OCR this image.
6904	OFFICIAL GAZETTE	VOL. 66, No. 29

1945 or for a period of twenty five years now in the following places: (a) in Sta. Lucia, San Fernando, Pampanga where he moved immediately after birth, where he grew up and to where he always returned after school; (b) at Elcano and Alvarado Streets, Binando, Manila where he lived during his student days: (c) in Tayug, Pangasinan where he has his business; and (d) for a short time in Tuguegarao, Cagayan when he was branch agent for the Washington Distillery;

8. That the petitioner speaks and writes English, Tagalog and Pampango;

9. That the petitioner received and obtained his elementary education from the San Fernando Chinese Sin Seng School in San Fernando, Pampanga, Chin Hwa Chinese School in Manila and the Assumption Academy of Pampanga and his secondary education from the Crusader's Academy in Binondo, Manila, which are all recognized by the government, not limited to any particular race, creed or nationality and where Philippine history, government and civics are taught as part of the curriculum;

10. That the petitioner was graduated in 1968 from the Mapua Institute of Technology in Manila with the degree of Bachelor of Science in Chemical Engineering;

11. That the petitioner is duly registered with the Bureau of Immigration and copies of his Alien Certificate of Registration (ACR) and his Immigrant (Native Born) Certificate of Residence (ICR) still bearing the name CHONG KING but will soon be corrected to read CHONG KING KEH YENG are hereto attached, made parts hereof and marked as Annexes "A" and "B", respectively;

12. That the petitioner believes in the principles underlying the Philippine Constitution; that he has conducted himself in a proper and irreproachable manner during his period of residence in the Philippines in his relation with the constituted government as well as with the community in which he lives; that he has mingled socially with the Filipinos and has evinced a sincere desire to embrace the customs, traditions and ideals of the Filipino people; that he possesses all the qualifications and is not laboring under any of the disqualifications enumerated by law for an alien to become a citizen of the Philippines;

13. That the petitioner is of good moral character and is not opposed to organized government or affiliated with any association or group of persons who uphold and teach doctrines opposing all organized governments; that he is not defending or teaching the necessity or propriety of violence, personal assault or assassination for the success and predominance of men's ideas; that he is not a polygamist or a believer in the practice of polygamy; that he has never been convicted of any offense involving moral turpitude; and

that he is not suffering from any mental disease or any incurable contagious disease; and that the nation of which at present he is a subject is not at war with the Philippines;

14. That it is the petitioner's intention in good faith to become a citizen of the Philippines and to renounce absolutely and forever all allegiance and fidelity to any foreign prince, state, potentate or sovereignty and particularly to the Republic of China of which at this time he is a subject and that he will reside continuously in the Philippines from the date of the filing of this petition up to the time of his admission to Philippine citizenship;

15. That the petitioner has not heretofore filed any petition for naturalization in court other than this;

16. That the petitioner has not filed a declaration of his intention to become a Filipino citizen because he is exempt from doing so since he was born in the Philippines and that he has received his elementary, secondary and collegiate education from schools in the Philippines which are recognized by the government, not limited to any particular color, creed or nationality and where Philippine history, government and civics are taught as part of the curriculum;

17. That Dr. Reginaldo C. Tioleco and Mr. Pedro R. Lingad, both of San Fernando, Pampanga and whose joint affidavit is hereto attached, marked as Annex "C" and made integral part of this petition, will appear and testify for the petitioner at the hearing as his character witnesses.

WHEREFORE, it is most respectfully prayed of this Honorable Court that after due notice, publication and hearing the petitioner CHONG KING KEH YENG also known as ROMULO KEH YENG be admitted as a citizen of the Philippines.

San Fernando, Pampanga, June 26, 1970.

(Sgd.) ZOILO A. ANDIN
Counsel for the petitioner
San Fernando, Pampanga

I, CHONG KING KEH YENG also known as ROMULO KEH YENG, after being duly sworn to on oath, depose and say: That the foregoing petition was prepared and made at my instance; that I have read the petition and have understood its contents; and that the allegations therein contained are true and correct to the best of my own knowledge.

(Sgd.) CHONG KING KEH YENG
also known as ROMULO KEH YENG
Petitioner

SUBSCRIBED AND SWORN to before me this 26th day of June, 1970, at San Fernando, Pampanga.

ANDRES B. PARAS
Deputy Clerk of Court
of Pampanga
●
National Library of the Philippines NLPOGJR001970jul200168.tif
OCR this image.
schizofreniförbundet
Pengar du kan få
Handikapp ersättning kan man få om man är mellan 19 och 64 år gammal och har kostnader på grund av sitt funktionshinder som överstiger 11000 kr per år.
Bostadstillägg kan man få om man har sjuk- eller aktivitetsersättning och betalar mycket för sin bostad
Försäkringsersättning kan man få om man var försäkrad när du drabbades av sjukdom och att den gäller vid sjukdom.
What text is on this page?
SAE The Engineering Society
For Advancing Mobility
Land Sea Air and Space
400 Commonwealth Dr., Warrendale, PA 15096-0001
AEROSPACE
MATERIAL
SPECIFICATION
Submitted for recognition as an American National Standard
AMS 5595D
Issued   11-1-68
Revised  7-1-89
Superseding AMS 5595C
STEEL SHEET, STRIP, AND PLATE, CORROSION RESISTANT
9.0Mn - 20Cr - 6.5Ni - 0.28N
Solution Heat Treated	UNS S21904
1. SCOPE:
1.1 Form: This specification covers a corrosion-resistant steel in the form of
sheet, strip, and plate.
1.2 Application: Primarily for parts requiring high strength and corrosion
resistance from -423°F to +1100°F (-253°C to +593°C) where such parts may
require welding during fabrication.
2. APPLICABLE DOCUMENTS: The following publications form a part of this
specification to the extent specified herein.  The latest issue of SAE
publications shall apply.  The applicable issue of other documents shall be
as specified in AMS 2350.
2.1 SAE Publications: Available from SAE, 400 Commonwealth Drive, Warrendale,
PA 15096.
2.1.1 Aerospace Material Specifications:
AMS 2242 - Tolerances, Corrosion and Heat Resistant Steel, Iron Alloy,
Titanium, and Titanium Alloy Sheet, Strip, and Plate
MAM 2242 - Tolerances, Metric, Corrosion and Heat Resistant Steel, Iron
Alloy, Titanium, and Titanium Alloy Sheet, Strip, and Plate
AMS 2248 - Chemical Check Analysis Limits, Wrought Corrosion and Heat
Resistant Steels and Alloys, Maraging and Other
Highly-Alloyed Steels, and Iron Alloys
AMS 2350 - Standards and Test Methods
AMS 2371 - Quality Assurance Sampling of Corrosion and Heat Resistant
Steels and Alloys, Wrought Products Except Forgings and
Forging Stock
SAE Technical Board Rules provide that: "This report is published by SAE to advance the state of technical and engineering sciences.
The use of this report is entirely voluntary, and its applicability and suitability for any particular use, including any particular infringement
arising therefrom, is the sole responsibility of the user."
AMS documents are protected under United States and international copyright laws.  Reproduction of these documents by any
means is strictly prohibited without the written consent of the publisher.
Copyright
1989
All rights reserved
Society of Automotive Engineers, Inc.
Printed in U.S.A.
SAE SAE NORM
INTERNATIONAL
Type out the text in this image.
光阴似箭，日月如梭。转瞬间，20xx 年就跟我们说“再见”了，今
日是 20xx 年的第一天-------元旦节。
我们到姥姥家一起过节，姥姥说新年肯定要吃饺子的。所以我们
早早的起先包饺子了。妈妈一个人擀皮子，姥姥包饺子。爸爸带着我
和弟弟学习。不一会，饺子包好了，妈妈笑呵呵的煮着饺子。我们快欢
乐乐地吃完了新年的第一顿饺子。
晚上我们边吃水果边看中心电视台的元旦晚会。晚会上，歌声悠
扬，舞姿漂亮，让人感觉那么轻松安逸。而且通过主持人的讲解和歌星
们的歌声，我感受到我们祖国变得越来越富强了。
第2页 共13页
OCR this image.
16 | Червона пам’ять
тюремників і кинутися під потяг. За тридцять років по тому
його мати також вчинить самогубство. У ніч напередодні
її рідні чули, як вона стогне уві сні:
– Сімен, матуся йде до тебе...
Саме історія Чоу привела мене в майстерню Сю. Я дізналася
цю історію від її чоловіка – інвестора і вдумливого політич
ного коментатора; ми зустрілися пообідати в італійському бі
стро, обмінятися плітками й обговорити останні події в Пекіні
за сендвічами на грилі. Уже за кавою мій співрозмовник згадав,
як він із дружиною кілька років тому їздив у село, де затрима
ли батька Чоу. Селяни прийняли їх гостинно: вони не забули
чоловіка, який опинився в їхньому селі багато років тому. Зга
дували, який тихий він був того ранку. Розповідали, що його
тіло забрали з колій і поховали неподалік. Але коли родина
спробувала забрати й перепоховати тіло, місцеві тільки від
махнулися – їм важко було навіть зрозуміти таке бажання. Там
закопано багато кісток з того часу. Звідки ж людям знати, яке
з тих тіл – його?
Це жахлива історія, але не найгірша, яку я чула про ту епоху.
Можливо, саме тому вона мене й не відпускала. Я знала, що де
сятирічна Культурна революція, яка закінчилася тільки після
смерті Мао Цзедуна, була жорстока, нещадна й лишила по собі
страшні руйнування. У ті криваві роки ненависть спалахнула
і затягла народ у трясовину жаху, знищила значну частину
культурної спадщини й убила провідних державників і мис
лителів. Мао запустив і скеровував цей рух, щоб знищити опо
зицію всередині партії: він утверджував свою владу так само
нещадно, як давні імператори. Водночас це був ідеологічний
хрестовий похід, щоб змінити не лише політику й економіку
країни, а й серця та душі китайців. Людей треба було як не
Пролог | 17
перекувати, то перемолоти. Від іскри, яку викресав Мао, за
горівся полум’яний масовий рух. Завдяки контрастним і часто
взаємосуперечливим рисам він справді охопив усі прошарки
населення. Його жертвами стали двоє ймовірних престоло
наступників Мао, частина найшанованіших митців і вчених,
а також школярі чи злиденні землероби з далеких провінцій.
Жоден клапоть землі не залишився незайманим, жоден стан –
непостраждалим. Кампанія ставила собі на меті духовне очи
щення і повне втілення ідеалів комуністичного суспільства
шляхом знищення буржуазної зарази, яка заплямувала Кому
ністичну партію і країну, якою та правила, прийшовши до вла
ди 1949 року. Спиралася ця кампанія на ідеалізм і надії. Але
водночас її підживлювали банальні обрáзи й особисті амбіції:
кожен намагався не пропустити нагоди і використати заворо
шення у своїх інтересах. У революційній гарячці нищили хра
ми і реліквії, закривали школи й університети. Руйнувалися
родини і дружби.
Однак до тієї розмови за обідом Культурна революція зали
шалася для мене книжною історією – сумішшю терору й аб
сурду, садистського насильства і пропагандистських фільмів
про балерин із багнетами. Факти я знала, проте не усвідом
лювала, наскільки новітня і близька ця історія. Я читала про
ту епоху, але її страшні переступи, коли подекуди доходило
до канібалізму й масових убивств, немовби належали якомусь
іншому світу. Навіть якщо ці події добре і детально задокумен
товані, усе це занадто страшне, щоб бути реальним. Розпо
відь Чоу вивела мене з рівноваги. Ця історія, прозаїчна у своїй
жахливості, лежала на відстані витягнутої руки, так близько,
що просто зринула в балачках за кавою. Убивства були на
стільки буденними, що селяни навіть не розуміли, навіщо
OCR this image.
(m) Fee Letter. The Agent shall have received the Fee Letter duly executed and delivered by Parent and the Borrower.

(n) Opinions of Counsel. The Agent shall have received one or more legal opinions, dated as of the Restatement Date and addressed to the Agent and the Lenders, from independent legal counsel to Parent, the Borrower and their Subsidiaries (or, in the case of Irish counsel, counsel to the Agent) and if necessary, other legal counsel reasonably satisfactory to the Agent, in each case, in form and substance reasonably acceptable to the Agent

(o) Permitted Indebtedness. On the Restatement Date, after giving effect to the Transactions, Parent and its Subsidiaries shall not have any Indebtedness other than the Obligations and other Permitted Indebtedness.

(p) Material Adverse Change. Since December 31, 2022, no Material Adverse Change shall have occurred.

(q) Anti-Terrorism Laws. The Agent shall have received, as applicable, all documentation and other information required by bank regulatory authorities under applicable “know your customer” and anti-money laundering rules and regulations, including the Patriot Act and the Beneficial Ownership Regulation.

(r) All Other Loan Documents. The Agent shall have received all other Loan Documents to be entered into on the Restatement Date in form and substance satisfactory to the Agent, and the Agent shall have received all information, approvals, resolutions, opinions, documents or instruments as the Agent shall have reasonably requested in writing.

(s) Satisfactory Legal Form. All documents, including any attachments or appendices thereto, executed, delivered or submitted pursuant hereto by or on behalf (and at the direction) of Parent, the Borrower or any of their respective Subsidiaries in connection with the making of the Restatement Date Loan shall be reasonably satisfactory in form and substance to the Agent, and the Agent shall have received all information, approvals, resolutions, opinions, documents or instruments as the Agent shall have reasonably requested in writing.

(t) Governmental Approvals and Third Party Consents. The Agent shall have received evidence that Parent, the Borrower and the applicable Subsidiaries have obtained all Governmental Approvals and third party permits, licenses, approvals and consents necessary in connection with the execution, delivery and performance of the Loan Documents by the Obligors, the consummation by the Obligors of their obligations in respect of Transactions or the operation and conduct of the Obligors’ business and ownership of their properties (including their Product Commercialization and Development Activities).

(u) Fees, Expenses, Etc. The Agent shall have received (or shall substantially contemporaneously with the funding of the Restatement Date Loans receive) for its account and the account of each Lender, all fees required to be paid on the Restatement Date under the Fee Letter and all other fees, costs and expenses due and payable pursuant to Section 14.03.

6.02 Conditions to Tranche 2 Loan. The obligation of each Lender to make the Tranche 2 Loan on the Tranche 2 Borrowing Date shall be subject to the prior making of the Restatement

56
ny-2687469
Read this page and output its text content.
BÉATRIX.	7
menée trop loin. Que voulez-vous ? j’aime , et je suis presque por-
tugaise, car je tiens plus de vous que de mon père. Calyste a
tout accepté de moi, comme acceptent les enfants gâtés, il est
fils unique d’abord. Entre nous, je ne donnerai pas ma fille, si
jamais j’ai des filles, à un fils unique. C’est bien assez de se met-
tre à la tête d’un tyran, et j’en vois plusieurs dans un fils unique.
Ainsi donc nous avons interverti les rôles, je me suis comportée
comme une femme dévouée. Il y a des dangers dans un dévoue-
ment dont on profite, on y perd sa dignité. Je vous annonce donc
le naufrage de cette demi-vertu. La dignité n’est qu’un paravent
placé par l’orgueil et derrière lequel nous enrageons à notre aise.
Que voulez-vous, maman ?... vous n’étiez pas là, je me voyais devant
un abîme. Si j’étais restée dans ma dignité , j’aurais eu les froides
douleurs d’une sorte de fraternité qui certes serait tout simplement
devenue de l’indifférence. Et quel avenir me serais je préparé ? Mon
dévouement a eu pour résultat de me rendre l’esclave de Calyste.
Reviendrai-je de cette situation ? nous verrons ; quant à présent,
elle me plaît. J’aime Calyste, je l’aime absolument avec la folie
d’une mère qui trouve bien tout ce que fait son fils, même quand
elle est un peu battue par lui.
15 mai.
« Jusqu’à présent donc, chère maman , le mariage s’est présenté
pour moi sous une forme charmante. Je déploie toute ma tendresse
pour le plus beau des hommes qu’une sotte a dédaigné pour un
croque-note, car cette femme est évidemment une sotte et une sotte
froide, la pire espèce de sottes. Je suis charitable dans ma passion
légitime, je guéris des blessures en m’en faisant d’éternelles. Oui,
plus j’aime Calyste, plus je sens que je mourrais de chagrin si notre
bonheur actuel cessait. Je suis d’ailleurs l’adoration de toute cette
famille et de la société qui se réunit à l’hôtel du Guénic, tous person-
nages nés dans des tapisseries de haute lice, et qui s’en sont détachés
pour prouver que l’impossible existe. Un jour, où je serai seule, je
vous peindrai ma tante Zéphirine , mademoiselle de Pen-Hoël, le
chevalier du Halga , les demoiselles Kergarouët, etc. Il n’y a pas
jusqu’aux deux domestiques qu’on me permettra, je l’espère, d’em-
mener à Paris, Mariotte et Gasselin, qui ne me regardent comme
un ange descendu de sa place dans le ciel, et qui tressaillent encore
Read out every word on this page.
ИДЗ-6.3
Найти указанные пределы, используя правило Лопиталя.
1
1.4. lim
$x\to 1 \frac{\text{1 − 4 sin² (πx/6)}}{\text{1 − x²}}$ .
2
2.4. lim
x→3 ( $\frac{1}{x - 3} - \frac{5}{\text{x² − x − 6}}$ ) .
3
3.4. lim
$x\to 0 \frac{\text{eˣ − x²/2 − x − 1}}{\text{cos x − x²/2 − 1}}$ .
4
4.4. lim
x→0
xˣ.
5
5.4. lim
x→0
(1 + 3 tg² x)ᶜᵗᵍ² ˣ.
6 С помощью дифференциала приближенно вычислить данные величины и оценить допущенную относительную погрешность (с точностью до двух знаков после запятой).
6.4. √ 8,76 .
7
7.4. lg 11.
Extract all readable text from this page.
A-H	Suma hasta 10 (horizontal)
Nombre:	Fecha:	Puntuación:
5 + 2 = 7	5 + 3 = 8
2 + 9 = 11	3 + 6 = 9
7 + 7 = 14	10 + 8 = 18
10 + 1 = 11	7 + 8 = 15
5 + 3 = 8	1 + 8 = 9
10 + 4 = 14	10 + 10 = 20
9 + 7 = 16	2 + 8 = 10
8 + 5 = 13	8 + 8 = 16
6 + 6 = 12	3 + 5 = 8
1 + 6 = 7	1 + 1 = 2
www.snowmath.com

--- Work required ---
Filter the listing for the word "vous" and copy every line that holds it.

--- The answer ---
menée trop loin. Que voulez-vous ? j’aime , et je suis presque por-
tugaise, car je tiens plus de vous que de mon père. Calyste a
ment dont on profite, on y perd sa dignité. Je vous annonce donc
Que voulez-vous, maman ?... vous n’étiez pas là, je me voyais devant
vous peindrai ma tante Zéphirine , mademoiselle de Pen-Hoël, le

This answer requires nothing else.